* **Lines of data**
============================================================

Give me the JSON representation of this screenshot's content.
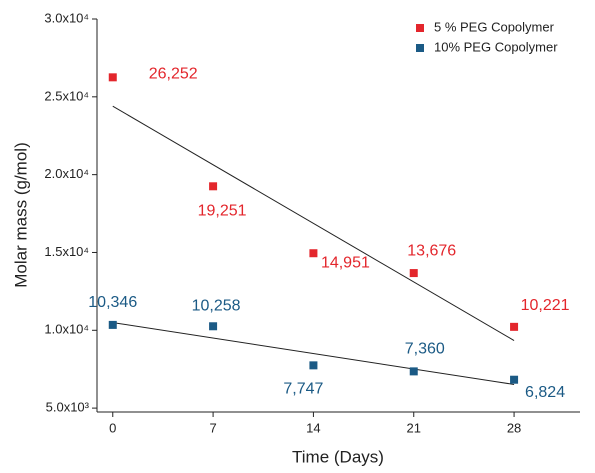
{
  "chart_data": {
    "type": "scatter",
    "x_label": "Time (Days)",
    "y_label": "Molar mass (g/mol)",
    "x": [
      0,
      7,
      14,
      21,
      28
    ],
    "series": [
      {
        "name": "5 % PEG Copolymer",
        "color": "#e3262c",
        "values": [
          26252,
          19251,
          14951,
          13676,
          10221
        ],
        "value_labels": [
          "26,252",
          "19,251",
          "14,951",
          "13,676",
          "10,221"
        ]
      },
      {
        "name": "10% PEG Copolymer",
        "color": "#1b5a85",
        "values": [
          10346,
          10258,
          7747,
          7360,
          6824
        ],
        "value_labels": [
          "10,346",
          "10,258",
          "7,747",
          "7,360",
          "6,824"
        ]
      }
    ],
    "trendline": "linear",
    "xlim": [
      -1.1,
      32.6
    ],
    "xticks": [
      0,
      7,
      14,
      21,
      28
    ],
    "ylim": [
      4750,
      30000
    ],
    "yticks": [
      {
        "value": 5000,
        "label": "5.0x10³"
      },
      {
        "value": 10000,
        "label": "1.0x10⁴"
      },
      {
        "value": 15000,
        "label": "1.5x10⁴"
      },
      {
        "value": 20000,
        "label": "2.0x10⁴"
      },
      {
        "value": 25000,
        "label": "2.5x10⁴"
      },
      {
        "value": 30000,
        "label": "3.0x10⁴"
      }
    ],
    "legend": "top-right"
  }
}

============================================================

* **Exercise brief**
Transcribe the preceding listing in its entirety and with exact wording, leaving out pictures.

* **Response**
Give me the JSON representation of this screenshot's content.
{
  "chart_data": {
    "type": "scatter",
    "x_label": "Time (Days)",
    "y_label": "Molar mass (g/mol)",
    "x": [
      0,
      7,
      14,
      21,
      28
    ],
    "series": [
      {
        "name": "5 % PEG Copolymer",
        "color": "#e3262c",
        "values": [
          26252,
          19251,
          14951,
          13676,
          10221
        ],
        "value_labels": [
          "26,252",
          "19,251",
          "14,951",
          "13,676",
          "10,221"
        ]
      },
      {
        "name": "10% PEG Copolymer",
        "color": "#1b5a85",
        "values": [
          10346,
          10258,
          7747,
          7360,
          6824
        ],
        "value_labels": [
          "10,346",
          "10,258",
          "7,747",
          "7,360",
          "6,824"
        ]
      }
    ],
    "trendline": "linear",
    "xlim": [
      -1.1,
      32.6
    ],
    "xticks": [
      0,
      7,
      14,
      21,
      28
    ],
    "ylim": [
      4750,
      30000
    ],
    "yticks": [
      {
        "value": 5000,
        "label": "5.0x10³"
      },
      {
        "value": 10000,
        "label": "1.0x10⁴"
      },
      {
        "value": 15000,
        "label": "1.5x10⁴"
      },
      {
        "value": 20000,
        "label": "2.0x10⁴"
      },
      {
        "value": 25000,
        "label": "2.5x10⁴"
      },
      {
        "value": 30000,
        "label": "3.0x10⁴"
      }
    ],
    "legend": "top-right"
  }
}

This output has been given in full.